- _WRITTEN PROBLEM_
Below is a listing; reproduce each line of it exactly.

### MATERIALS PROVIDED

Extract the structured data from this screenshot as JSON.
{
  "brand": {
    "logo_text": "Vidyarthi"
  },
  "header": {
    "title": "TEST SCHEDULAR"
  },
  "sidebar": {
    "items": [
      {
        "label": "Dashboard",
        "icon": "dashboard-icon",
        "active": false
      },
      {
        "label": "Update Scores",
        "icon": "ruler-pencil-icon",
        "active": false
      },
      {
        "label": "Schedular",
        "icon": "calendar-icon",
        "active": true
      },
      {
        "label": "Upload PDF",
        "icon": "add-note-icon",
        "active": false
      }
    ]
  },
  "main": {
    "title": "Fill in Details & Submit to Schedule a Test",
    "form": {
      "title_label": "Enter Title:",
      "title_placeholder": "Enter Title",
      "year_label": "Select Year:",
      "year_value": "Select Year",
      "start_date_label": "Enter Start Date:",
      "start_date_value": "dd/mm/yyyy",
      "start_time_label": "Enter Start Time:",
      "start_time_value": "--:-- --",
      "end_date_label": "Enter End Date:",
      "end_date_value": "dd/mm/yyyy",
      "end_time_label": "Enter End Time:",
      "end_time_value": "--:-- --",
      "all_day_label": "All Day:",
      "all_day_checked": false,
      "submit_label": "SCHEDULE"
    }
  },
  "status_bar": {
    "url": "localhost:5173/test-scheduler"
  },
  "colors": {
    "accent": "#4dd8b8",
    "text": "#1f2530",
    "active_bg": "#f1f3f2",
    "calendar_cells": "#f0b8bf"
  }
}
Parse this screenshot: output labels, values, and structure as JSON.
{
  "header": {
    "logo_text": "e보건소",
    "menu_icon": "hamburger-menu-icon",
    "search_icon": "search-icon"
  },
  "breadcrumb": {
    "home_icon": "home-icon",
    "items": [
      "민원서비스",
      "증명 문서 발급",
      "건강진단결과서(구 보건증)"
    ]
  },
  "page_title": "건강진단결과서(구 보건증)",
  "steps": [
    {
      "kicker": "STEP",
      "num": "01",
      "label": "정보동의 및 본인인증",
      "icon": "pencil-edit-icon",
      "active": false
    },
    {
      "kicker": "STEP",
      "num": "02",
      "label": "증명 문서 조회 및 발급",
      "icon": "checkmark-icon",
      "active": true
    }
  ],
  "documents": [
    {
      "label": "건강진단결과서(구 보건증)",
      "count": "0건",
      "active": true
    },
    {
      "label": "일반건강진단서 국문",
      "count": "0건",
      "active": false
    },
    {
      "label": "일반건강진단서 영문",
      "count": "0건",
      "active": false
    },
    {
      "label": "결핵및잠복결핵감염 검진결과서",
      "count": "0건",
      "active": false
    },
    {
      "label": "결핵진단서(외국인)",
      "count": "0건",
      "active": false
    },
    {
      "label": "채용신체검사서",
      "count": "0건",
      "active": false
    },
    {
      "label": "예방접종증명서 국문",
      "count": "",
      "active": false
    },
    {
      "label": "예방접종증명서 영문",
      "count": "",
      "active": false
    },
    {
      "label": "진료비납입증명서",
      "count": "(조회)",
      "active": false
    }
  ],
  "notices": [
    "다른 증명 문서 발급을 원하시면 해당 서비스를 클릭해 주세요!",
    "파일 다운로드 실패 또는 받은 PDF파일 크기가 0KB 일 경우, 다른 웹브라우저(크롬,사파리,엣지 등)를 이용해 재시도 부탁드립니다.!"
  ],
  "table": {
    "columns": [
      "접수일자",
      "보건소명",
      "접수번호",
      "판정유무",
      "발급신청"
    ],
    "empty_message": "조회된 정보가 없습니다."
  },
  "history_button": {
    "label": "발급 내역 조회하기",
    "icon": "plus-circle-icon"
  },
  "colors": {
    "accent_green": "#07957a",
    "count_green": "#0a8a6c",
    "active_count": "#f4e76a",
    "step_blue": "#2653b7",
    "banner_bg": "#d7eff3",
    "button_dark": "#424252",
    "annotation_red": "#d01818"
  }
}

######

- _EXERCISE RESPONSE_
Extract the structured data from this screenshot as JSON.
{
  "brand": {
    "logo_text": "Vidyarthi"
  },
  "header": {
    "title": "TEST SCHEDULAR"
  },
  "sidebar": {
    "items": [
      {
        "label": "Dashboard",
        "icon": "dashboard-icon",
        "active": false
      },
      {
        "label": "Update Scores",
        "icon": "ruler-pencil-icon",
        "active": false
      },
      {
        "label": "Schedular",
        "icon": "calendar-icon",
        "active": true
      },
      {
        "label": "Upload PDF",
        "icon": "add-note-icon",
        "active": false
      }
    ]
  },
  "main": {
    "title": "Fill in Details & Submit to Schedule a Test",
    "form": {
      "title_label": "Enter Title:",
      "title_placeholder": "Enter Title",
      "year_label": "Select Year:",
      "year_value": "Select Year",
      "start_date_label": "Enter Start Date:",
      "start_date_value": "dd/mm/yyyy",
      "start_time_label": "Enter Start Time:",
      "start_time_value": "--:-- --",
      "end_date_label": "Enter End Date:",
      "end_date_value": "dd/mm/yyyy",
      "end_time_label": "Enter End Time:",
      "end_time_value": "--:-- --",
      "all_day_label": "All Day:",
      "all_day_checked": false,
      "submit_label": "SCHEDULE"
    }
  },
  "status_bar": {
    "url": "localhost:5173/test-scheduler"
  },
  "colors": {
    "accent": "#4dd8b8",
    "text": "#1f2530",
    "active_bg": "#f1f3f2",
    "calendar_cells": "#f0b8bf"
  }
}
Parse this screenshot: output labels, values, and structure as JSON.
{
  "header": {
    "logo_text": "e보건소",
    "menu_icon": "hamburger-menu-icon",
    "search_icon": "search-icon"
  },
  "breadcrumb": {
    "home_icon": "home-icon",
    "items": [
      "민원서비스",
      "증명 문서 발급",
      "건강진단결과서(구 보건증)"
    ]
  },
  "page_title": "건강진단결과서(구 보건증)",
  "steps": [
    {
      "kicker": "STEP",
      "num": "01",
      "label": "정보동의 및 본인인증",
      "icon": "pencil-edit-icon",
      "active": false
    },
    {
      "kicker": "STEP",
      "num": "02",
      "label": "증명 문서 조회 및 발급",
      "icon": "checkmark-icon",
      "active": true
    }
  ],
  "documents": [
    {
      "label": "건강진단결과서(구 보건증)",
      "count": "0건",
      "active": true
    },
    {
      "label": "일반건강진단서 국문",
      "count": "0건",
      "active": false
    },
    {
      "label": "일반건강진단서 영문",
      "count": "0건",
      "active": false
    },
    {
      "label": "결핵및잠복결핵감염 검진결과서",
      "count": "0건",
      "active": false
    },
    {
      "label": "결핵진단서(외국인)",
      "count": "0건",
      "active": false
    },
    {
      "label": "채용신체검사서",
      "count": "0건",
      "active": false
    },
    {
      "label": "예방접종증명서 국문",
      "count": "",
      "active": false
    },
    {
      "label": "예방접종증명서 영문",
      "count": "",
      "active": false
    },
    {
      "label": "진료비납입증명서",
      "count": "(조회)",
      "active": false
    }
  ],
  "notices": [
    "다른 증명 문서 발급을 원하시면 해당 서비스를 클릭해 주세요!",
    "파일 다운로드 실패 또는 받은 PDF파일 크기가 0KB 일 경우, 다른 웹브라우저(크롬,사파리,엣지 등)를 이용해 재시도 부탁드립니다.!"
  ],
  "table": {
    "columns": [
      "접수일자",
      "보건소명",
      "접수번호",
      "판정유무",
      "발급신청"
    ],
    "empty_message": "조회된 정보가 없습니다."
  },
  "history_button": {
    "label": "발급 내역 조회하기",
    "icon": "plus-circle-icon"
  },
  "colors": {
    "accent_green": "#07957a",
    "count_green": "#0a8a6c",
    "active_count": "#f4e76a",
    "step_blue": "#2653b7",
    "banner_bg": "#d7eff3",
    "button_dark": "#424252",
    "annotation_red": "#d01818"
  }
}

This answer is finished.